What the exercise asks: Search the listing for the string "Power" and copy every line that contains it.

[Items from a data source]
•••

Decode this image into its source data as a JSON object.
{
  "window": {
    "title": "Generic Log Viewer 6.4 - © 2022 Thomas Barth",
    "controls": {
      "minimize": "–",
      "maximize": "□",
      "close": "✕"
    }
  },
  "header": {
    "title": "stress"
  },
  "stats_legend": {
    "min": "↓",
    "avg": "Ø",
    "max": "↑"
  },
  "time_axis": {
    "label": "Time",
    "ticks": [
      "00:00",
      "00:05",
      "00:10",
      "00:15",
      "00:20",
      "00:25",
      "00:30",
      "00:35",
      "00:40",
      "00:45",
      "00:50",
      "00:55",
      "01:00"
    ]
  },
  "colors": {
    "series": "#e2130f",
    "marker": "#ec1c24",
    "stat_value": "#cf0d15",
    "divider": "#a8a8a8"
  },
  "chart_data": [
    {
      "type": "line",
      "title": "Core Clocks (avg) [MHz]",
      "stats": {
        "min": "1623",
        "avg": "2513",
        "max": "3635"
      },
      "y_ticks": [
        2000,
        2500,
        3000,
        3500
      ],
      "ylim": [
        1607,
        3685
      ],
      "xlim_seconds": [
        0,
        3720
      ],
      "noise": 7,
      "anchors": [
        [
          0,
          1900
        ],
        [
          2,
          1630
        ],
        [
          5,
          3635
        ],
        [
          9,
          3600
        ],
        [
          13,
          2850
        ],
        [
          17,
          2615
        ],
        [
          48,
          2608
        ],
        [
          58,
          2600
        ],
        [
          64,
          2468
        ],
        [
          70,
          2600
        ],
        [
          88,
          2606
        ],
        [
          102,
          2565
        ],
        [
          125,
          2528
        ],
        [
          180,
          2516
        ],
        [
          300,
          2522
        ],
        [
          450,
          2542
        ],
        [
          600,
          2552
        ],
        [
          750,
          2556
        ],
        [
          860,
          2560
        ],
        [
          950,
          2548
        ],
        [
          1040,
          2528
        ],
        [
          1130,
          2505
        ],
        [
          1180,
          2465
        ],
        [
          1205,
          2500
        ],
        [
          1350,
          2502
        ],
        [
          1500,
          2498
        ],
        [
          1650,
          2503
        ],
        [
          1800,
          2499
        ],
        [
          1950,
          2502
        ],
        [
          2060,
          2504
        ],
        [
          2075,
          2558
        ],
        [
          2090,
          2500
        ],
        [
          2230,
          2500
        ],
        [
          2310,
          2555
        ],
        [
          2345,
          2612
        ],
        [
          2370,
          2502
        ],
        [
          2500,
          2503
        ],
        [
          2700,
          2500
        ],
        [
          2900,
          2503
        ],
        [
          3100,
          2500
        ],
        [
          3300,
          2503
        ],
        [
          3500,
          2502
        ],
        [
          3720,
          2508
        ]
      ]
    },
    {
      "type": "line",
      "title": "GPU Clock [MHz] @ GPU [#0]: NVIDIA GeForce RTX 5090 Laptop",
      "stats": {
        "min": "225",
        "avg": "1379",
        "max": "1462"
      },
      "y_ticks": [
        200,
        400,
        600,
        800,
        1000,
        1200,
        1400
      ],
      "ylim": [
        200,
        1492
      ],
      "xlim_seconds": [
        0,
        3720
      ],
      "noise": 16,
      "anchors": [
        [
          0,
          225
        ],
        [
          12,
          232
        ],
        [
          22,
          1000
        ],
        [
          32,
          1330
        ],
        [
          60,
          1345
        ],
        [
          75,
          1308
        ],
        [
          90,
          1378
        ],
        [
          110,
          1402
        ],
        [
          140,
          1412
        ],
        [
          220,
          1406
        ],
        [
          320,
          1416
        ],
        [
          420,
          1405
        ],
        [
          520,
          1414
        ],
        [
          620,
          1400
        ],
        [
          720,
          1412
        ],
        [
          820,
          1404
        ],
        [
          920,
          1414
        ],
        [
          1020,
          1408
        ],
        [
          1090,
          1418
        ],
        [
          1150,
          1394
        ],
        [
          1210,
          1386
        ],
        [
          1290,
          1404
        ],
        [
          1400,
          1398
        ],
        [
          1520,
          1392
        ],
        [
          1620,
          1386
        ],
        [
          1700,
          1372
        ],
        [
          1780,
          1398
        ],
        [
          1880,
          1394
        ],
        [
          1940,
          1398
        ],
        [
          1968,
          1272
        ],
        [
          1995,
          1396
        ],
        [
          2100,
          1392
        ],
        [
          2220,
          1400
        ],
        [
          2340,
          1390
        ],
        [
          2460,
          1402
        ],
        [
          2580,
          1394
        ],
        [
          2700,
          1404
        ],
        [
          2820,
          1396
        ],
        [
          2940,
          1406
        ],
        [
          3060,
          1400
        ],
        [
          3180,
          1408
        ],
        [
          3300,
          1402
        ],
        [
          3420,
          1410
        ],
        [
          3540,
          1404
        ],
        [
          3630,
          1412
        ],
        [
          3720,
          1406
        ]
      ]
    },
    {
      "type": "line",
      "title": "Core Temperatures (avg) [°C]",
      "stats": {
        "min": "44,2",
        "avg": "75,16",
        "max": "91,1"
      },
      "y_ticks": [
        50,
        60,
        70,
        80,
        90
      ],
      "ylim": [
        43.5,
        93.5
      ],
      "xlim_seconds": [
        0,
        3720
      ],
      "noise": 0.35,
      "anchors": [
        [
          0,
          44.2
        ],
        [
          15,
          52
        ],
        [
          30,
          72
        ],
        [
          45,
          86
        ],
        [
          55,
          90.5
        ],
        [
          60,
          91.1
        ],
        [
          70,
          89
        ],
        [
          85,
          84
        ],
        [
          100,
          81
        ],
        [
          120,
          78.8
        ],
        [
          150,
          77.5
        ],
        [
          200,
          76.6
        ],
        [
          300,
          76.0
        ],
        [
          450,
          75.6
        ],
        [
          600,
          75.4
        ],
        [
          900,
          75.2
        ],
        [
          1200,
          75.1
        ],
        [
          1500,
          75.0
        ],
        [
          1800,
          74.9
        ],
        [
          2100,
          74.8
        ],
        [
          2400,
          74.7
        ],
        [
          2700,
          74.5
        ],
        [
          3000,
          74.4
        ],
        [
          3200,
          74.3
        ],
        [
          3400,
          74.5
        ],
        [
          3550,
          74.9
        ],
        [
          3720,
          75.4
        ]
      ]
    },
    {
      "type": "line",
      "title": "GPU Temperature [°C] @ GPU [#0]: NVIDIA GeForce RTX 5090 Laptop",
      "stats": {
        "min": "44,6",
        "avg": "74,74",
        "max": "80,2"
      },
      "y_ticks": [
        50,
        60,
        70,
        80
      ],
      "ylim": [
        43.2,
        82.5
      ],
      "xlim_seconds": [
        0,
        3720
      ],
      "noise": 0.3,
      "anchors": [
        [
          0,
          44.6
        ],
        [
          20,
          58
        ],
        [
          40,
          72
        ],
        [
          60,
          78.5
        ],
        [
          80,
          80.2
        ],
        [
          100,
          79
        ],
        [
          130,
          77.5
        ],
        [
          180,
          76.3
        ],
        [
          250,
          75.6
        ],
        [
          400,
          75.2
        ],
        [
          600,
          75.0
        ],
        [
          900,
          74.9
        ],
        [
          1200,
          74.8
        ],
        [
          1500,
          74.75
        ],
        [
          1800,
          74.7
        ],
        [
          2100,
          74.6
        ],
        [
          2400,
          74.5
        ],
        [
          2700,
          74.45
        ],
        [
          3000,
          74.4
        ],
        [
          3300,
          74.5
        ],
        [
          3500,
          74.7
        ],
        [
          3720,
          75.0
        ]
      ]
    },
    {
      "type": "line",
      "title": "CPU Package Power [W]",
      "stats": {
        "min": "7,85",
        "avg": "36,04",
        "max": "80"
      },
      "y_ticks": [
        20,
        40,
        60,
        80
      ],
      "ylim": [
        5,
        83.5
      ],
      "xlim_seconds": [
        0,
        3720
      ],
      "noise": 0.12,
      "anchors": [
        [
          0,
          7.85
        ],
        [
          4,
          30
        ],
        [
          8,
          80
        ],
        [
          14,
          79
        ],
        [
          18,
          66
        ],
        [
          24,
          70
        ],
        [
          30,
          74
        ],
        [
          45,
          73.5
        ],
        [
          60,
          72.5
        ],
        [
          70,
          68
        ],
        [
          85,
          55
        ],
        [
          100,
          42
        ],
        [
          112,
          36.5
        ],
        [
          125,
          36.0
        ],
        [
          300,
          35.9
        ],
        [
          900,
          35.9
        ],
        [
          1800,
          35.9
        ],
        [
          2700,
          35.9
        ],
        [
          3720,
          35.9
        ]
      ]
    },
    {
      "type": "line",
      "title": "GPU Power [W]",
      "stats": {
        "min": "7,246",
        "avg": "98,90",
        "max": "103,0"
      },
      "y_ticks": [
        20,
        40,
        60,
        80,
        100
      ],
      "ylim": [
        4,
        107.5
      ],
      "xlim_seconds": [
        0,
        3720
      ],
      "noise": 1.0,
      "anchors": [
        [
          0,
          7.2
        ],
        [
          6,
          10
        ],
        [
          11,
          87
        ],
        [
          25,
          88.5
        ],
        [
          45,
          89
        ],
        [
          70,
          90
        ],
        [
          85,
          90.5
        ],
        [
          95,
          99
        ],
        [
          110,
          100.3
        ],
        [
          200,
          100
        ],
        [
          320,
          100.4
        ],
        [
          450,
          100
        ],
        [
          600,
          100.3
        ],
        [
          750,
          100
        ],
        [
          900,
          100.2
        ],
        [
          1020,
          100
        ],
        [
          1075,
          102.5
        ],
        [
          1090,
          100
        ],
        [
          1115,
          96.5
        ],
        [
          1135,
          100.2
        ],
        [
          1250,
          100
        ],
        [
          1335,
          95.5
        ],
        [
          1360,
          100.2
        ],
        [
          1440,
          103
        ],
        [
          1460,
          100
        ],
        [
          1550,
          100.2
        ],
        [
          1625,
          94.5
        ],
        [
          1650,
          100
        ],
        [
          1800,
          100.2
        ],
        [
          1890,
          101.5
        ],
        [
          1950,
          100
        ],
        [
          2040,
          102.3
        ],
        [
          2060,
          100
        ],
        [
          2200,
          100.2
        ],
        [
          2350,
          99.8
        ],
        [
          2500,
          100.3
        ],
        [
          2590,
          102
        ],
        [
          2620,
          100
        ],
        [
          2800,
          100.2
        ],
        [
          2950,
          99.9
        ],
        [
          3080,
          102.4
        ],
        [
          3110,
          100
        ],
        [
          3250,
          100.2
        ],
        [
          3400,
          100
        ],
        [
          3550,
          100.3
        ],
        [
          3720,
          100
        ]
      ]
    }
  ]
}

•••

Result of the exercise:
      "title": "CPU Package Power [W]",
      "title": "GPU Power [W]",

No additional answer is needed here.